What needs to be done: Bring together all lines of the material below that contain the string "国家审计准则".

** Start Excerpted records **

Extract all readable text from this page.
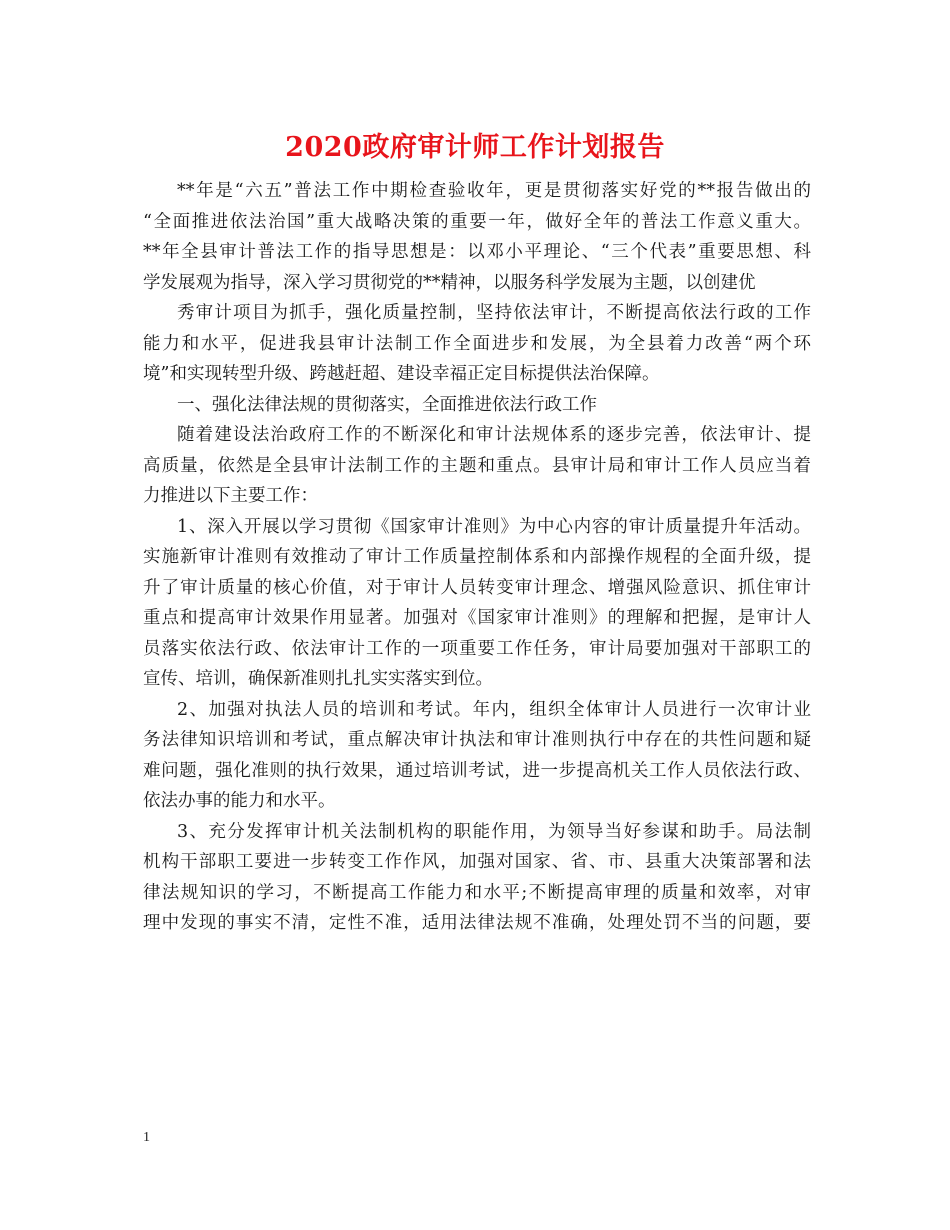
2020政府审计师工作计划报告
**年是“六五”普法工作中期检查验收年，更是贯彻落实好党的**报告做出的
“全面推进依法治国”重大战略决策的重要一年，做好全年的普法工作意义重大。
**年全县审计普法工作的指导思想是：以邓小平理论、“三个代表”重要思想、科
学发展观为指导，深入学习贯彻党的**精神，以服务科学发展为主题，以创建优
秀审计项目为抓手，强化质量控制，坚持依法审计，不断提高依法行政的工作
能力和水平，促进我县审计法制工作全面进步和发展，为全县着力改善“两个环
境”和实现转型升级、跨越赶超、建设幸福正定目标提供法治保障。
一、强化法律法规的贯彻落实，全面推进依法行政工作
随着建设法治政府工作的不断深化和审计法规体系的逐步完善，依法审计、提
高质量，依然是全县审计法制工作的主题和重点。县审计局和审计工作人员应当着
力推进以下主要工作：
1、深入开展以学习贯彻《国家审计准则》为中心内容的审计质量提升年活动。
实施新审计准则有效推动了审计工作质量控制体系和内部操作规程的全面升级，提
升了审计质量的核心价值，对于审计人员转变审计理念、增强风险意识、抓住审计
重点和提高审计效果作用显著。加强对《国家审计准则》的理解和把握，是审计人
员落实依法行政、依法审计工作的一项重要工作任务，审计局要加强对干部职工的
宣传、培训，确保新准则扎扎实实落实到位。
2、加强对执法人员的培训和考试。年内，组织全体审计人员进行一次审计业
务法律知识培训和考试，重点解决审计执法和审计准则执行中存在的共性问题和疑
难问题，强化准则的执行效果，通过培训考试，进一步提高机关工作人员依法行政、
依法办事的能力和水平。
3、充分发挥审计机关法制机构的职能作用，为领导当好参谋和助手。局法制
机构干部职工要进一步转变工作作风，加强对国家、省、市、县重大决策部署和法
律法规知识的学习，不断提高工作能力和水平;不断提高审理的质量和效率，对审
理中发现的事实不清，定性不准，适用法律法规不准确，处理处罚不当的问题，要
1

** End Excerpted records **

Result for this task:
1、深入开展以学习贯彻《国家审计准则》为中心内容的审计质量提升年活动。
重点和提高审计效果作用显著。加强对《国家审计准则》的理解和把握，是审计人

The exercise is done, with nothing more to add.